Given instruction: Copy down all of the data underneath, exactly as shown.

Supplied entries:
◇ ◇ ◇
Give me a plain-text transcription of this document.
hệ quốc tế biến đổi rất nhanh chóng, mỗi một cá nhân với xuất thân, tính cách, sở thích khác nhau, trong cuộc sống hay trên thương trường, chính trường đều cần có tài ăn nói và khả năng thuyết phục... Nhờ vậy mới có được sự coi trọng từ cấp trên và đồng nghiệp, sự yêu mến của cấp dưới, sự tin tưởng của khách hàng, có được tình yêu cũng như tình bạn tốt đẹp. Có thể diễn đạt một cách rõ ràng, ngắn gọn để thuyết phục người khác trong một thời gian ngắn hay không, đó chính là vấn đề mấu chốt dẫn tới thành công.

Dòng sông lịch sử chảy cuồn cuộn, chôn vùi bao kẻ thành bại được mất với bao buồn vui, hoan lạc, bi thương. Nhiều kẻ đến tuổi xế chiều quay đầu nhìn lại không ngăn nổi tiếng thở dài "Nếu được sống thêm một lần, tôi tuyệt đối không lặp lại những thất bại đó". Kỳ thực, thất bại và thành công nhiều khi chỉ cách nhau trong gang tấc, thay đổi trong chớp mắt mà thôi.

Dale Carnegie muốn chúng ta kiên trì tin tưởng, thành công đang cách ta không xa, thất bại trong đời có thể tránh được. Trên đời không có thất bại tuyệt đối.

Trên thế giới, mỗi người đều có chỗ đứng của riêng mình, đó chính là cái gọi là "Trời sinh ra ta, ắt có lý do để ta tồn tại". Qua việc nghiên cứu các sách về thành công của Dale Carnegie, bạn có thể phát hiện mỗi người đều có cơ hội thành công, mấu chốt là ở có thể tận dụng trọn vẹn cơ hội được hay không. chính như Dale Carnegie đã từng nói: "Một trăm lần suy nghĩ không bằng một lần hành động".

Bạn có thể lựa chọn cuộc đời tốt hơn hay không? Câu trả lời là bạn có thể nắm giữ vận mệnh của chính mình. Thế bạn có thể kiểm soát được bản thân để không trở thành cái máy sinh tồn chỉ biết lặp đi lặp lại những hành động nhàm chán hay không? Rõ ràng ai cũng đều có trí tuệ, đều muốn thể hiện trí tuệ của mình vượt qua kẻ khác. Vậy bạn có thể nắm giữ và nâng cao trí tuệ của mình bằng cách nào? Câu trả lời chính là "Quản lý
◇ ◇ ◇
Task response:
Give me a plain-text transcription of this document.
hệ quốc tế biến đổi rất nhanh chóng, mỗi một cá nhân với xuất thân, tính cách, sở thích khác nhau, trong cuộc sống hay trên thương trường, chính trường đều cần có tài ăn nói và khả năng thuyết phục... Nhờ vậy mới có được sự coi trọng từ cấp trên và đồng nghiệp, sự yêu mến của cấp dưới, sự tin tưởng của khách hàng, có được tình yêu cũng như tình bạn tốt đẹp. Có thể diễn đạt một cách rõ ràng, ngắn gọn để thuyết phục người khác trong một thời gian ngắn hay không, đó chính là vấn đề mấu chốt dẫn tới thành công.

Dòng sông lịch sử chảy cuồn cuộn, chôn vùi bao kẻ thành bại được mất với bao buồn vui, hoan lạc, bi thương. Nhiều kẻ đến tuổi xế chiều quay đầu nhìn lại không ngăn nổi tiếng thở dài "Nếu được sống thêm một lần, tôi tuyệt đối không lặp lại những thất bại đó". Kỳ thực, thất bại và thành công nhiều khi chỉ cách nhau trong gang tấc, thay đổi trong chớp mắt mà thôi.

Dale Carnegie muốn chúng ta kiên trì tin tưởng, thành công đang cách ta không xa, thất bại trong đời có thể tránh được. Trên đời không có thất bại tuyệt đối.

Trên thế giới, mỗi người đều có chỗ đứng của riêng mình, đó chính là cái gọi là "Trời sinh ra ta, ắt có lý do để ta tồn tại". Qua việc nghiên cứu các sách về thành công của Dale Carnegie, bạn có thể phát hiện mỗi người đều có cơ hội thành công, mấu chốt là ở có thể tận dụng trọn vẹn cơ hội được hay không. chính như Dale Carnegie đã từng nói: "Một trăm lần suy nghĩ không bằng một lần hành động".

Bạn có thể lựa chọn cuộc đời tốt hơn hay không? Câu trả lời là bạn có thể nắm giữ vận mệnh của chính mình. Thế bạn có thể kiểm soát được bản thân để không trở thành cái máy sinh tồn chỉ biết lặp đi lặp lại những hành động nhàm chán hay không? Rõ ràng ai cũng đều có trí tuệ, đều muốn thể hiện trí tuệ của mình vượt qua kẻ khác. Vậy bạn có thể nắm giữ và nâng cao trí tuệ của mình bằng cách nào? Câu trả lời chính là "Quản lý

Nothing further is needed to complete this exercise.